## [STATED PROBLEM]
Report every line from the material that contains the word "SPICE".

## [RECORDS PROVIDED]
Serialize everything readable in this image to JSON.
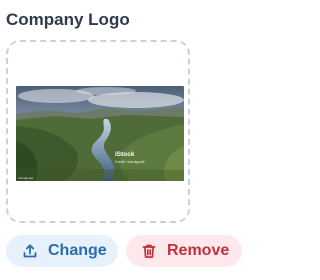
{
  "logo_section": {
    "title": "Company Logo",
    "image": {
      "watermark_brand": "iStock",
      "watermark_credit": "Credit: ricardgould",
      "corner_credit": "ricardgould"
    },
    "change_button": {
      "label": "Change",
      "icon": "upload-icon"
    },
    "remove_button": {
      "label": "Remove",
      "icon": "trash-icon"
    }
  },
  "colors": {
    "title": "#2f3a4d",
    "dropzone_border": "#c9d2dc",
    "change_bg": "#e6f1fc",
    "change_text": "#2b6cb0",
    "remove_bg": "#fde8eb",
    "remove_text": "#c5303f"
  }
}
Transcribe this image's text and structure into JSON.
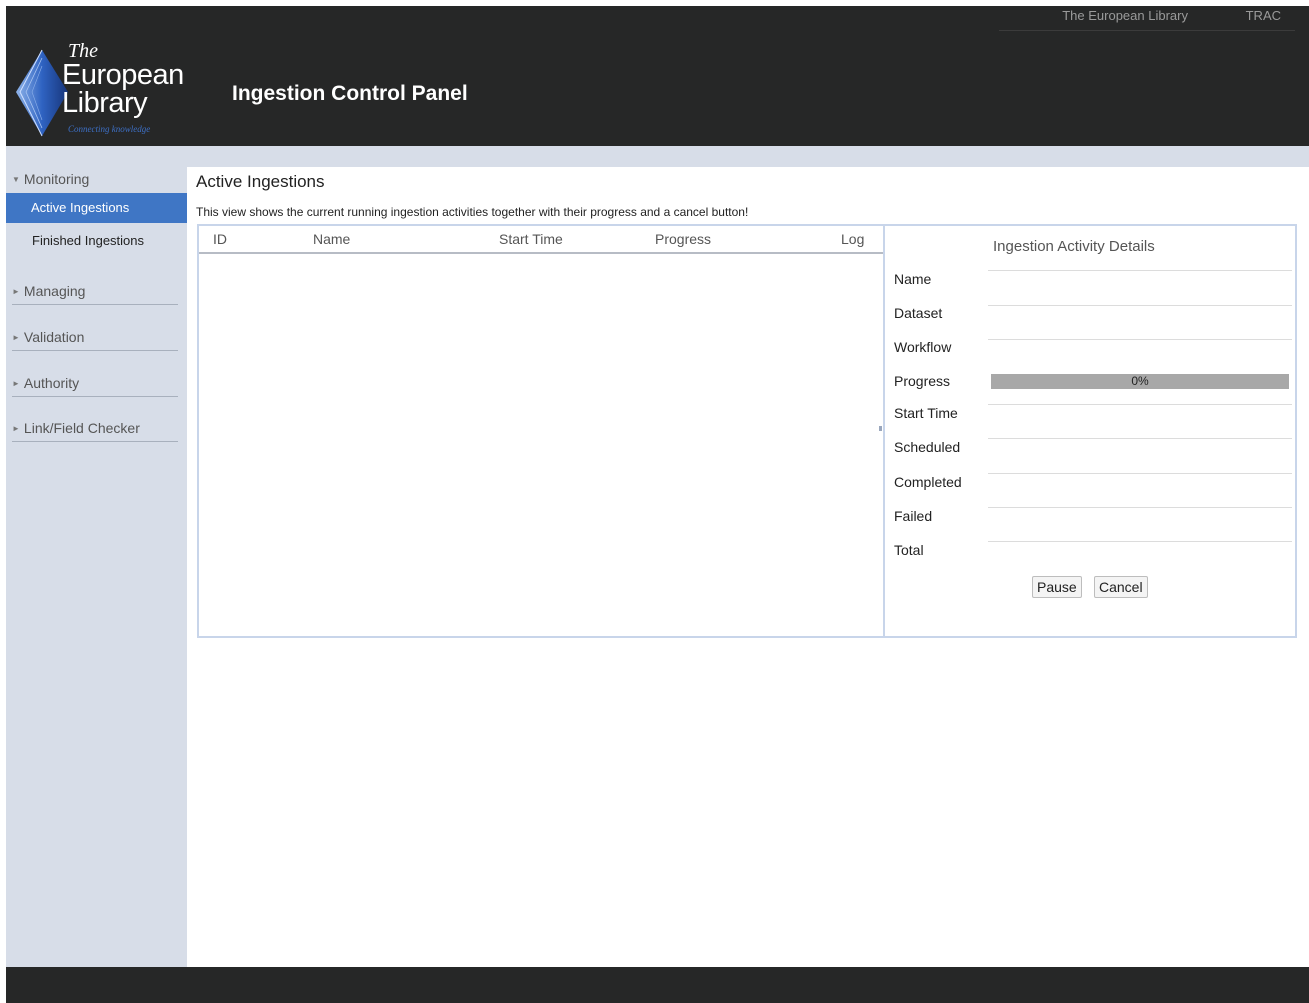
{
  "header": {
    "links": [
      "The European Library",
      "TRAC"
    ],
    "logo": {
      "the": "The",
      "line1": "European",
      "line2": "Library",
      "tagline": "Connecting knowledge"
    },
    "app_title": "Ingestion Control Panel"
  },
  "sidebar": {
    "groups": [
      {
        "label": "Monitoring",
        "expanded": true
      },
      {
        "label": "Managing",
        "expanded": false
      },
      {
        "label": "Validation",
        "expanded": false
      },
      {
        "label": "Authority",
        "expanded": false
      },
      {
        "label": "Link/Field Checker",
        "expanded": false
      }
    ],
    "monitoring_items": [
      {
        "label": "Active Ingestions",
        "active": true
      },
      {
        "label": "Finished Ingestions",
        "active": false
      }
    ]
  },
  "main": {
    "title": "Active Ingestions",
    "description": "This view shows the current running ingestion activities together with their progress and a cancel button!",
    "columns": [
      "ID",
      "Name",
      "Start Time",
      "Progress",
      "Log"
    ],
    "rows": []
  },
  "details": {
    "title": "Ingestion Activity Details",
    "fields": {
      "name": {
        "label": "Name",
        "value": ""
      },
      "dataset": {
        "label": "Dataset",
        "value": ""
      },
      "workflow": {
        "label": "Workflow",
        "value": ""
      },
      "progress": {
        "label": "Progress",
        "value": "0%",
        "fraction": 0
      },
      "start_time": {
        "label": "Start Time",
        "value": ""
      },
      "scheduled": {
        "label": "Scheduled",
        "value": ""
      },
      "completed": {
        "label": "Completed",
        "value": ""
      },
      "failed": {
        "label": "Failed",
        "value": ""
      },
      "total": {
        "label": "Total",
        "value": ""
      }
    },
    "pause_label": "Pause",
    "cancel_label": "Cancel"
  },
  "colors": {
    "header_bg": "#262727",
    "sidebar_bg": "#d7dde8",
    "active_nav": "#3f76c5",
    "panel_border": "#c8d5ea",
    "progress_fill": "#a8a8a8"
  }
}
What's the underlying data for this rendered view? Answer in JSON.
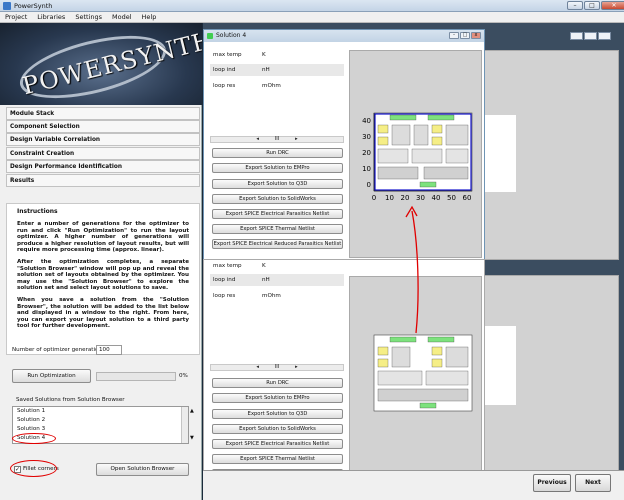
{
  "window": {
    "title": "PowerSynth"
  },
  "menu": [
    "Project",
    "Libraries",
    "Settings",
    "Model",
    "Help"
  ],
  "logo": {
    "text": "POWERSYNTH"
  },
  "sections": [
    "Module Stack",
    "Component Selection",
    "Design Variable Correlation",
    "Constraint Creation",
    "Design Performance Identification",
    "Results"
  ],
  "instructions": {
    "heading": "Instructions",
    "p1": "Enter a number of generations for the optimizer to run and click \"Run Optimization\" to run the layout optimizer. A higher number of generations will produce a higher resolution of layout results, but will require more processing time (approx. linear).",
    "p2": "After the optimization completes, a separate \"Solution Browser\" window will pop up and reveal the solution set of layouts obtained by the optimizer. You may use the \"Solution Browser\" to explore the solution set and select layout solutions to save.",
    "p3": "When you save a solution from the \"Solution Browser\", the solution will be added to the list below and displayed in a window to the right. From here, you can export your layout solution to a third party tool for further development."
  },
  "optimizer": {
    "label": "Number of optimizer generations:",
    "value": "100",
    "run_label": "Run Optimization",
    "progress_text": "0%",
    "progress": 0
  },
  "saved": {
    "label": "Saved Solutions from Solution Browser",
    "items": [
      "Solution 1",
      "Solution 2",
      "Solution 3",
      "Solution 4"
    ],
    "selected": "Solution 4"
  },
  "fillet": {
    "label": "Fillet corners",
    "checked": true
  },
  "open_browser_label": "Open Solution Browser",
  "solution_window": {
    "title": "Solution 4"
  },
  "props": [
    {
      "name": "max temp",
      "unit": "K"
    },
    {
      "name": "loop ind",
      "unit": "nH"
    },
    {
      "name": "loop res",
      "unit": "mOhm"
    }
  ],
  "actions": [
    "Run DRC",
    "Export Solution to EMPro",
    "Export Solution to Q3D",
    "Export Solution to SolidWorks",
    "Export SPICE Electrical Parasitics Netlist",
    "Export SPICE Thermal Netlist",
    "Export SPICE Electrical Reduced Parasitics Netlist"
  ],
  "plot": {
    "yticks": [
      "40",
      "30",
      "20",
      "10",
      "0"
    ],
    "xticks": [
      "0",
      "10",
      "20",
      "30",
      "40",
      "50",
      "60"
    ]
  },
  "nav": {
    "previous": "Previous",
    "next": "Next"
  },
  "colors": {
    "annotation": "#e00000",
    "pad": "#7de27d",
    "die": "#f5ee86",
    "trace": "#0000c8"
  }
}
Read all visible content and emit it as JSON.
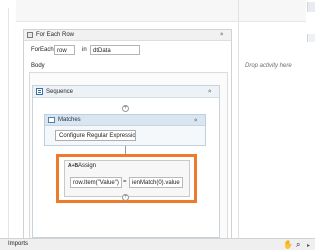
{
  "foreach": {
    "title": "For Each Row",
    "foreach_label": "ForEach",
    "item_value": "row",
    "in_label": "in",
    "collection_value": "dtData",
    "body_label": "Body",
    "collapse_glyph": "»"
  },
  "sequence": {
    "title": "Sequence",
    "collapse_glyph": "»"
  },
  "matches": {
    "title": "Matches",
    "config_button": "Configure Regular Expression...",
    "collapse_glyph": "»"
  },
  "assign": {
    "title": "Assign",
    "icon_text": "A+B",
    "to_value": "row.Item(\"Value\")",
    "equals": "=",
    "value_value": "ienMatch(0).value"
  },
  "canvas": {
    "drop_hint": "Drop activity here",
    "plus_glyph": "+"
  },
  "bottombar": {
    "imports_label": "Imports",
    "pan_icon": "hand-icon",
    "zoom_icon": "zoom-icon"
  },
  "colors": {
    "highlight": "#ef7a2c",
    "matches_header": "#d9e6f2",
    "sequence_header": "#edf2f6"
  }
}
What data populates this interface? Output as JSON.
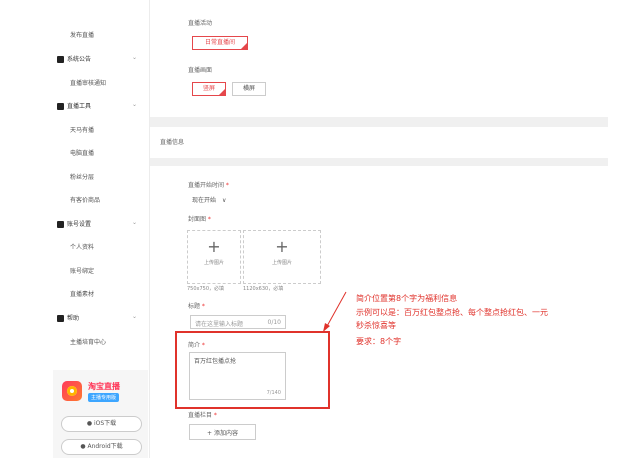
{
  "sidebar": {
    "items": [
      {
        "label": "发布直播"
      },
      {
        "label": "系统公告"
      },
      {
        "label": "直播审核通知"
      },
      {
        "label": "直播工具"
      },
      {
        "label": "天马有播"
      },
      {
        "label": "电脑直播"
      },
      {
        "label": "粉丝分层"
      },
      {
        "label": "有客价商品"
      },
      {
        "label": "账号设置"
      },
      {
        "label": "个人资料"
      },
      {
        "label": "账号绑定"
      },
      {
        "label": "直播素材"
      },
      {
        "label": "帮助"
      },
      {
        "label": "主播培育中心"
      }
    ],
    "app": {
      "title": "淘宝直播",
      "subtitle": "主播专用版",
      "ios": "iOS下载",
      "android": "Android下载"
    }
  },
  "form": {
    "activity_label": "直播活动",
    "activity_value": "日常直播间",
    "screen_label": "直播画面",
    "screen_vertical": "竖屏",
    "screen_horizontal": "横屏",
    "info_section": "直播信息",
    "start_label": "直播开始时间",
    "start_value": "现在开始",
    "cover_label": "封面图",
    "upload_caption": "上传图片",
    "upload_size1": "750x750，必填",
    "upload_size2": "1120x630，必填",
    "title_label": "标题",
    "title_placeholder": "请在这里输入标题",
    "title_counter": "0/10",
    "intro_label": "简介",
    "intro_value": "百万红包播点抢",
    "intro_counter": "7/140",
    "channel_label": "直播栏目",
    "channel_button": "添加内容"
  },
  "annotation": {
    "line1": "简介位置第8个字为福利信息",
    "line2": "示例可以是：百万红包整点抢、每个整点抢红包、一元",
    "line3": "秒杀惊喜等",
    "line4": "要求：8个字"
  },
  "colors": {
    "accent": "#e5474b",
    "annotation": "#e0322b"
  }
}
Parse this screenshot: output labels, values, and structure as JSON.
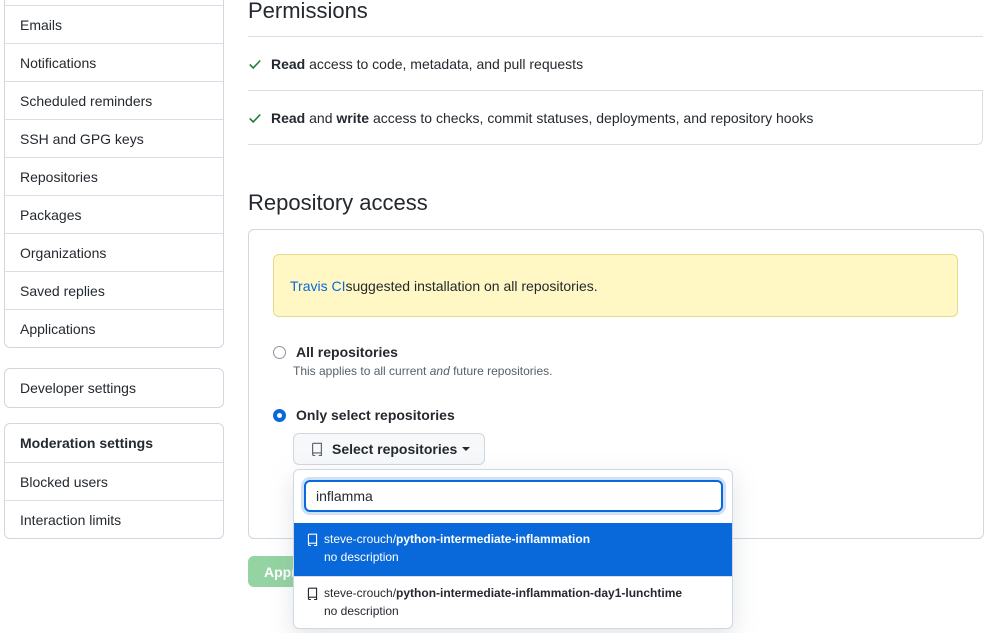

## [EXERCISE RESULT]
    "Export SPICE Electrical Parasitics Netlist",
    "Export SPICE Thermal Netlist",
    "Export SPICE Electrical Reduced Parasitics Netlist"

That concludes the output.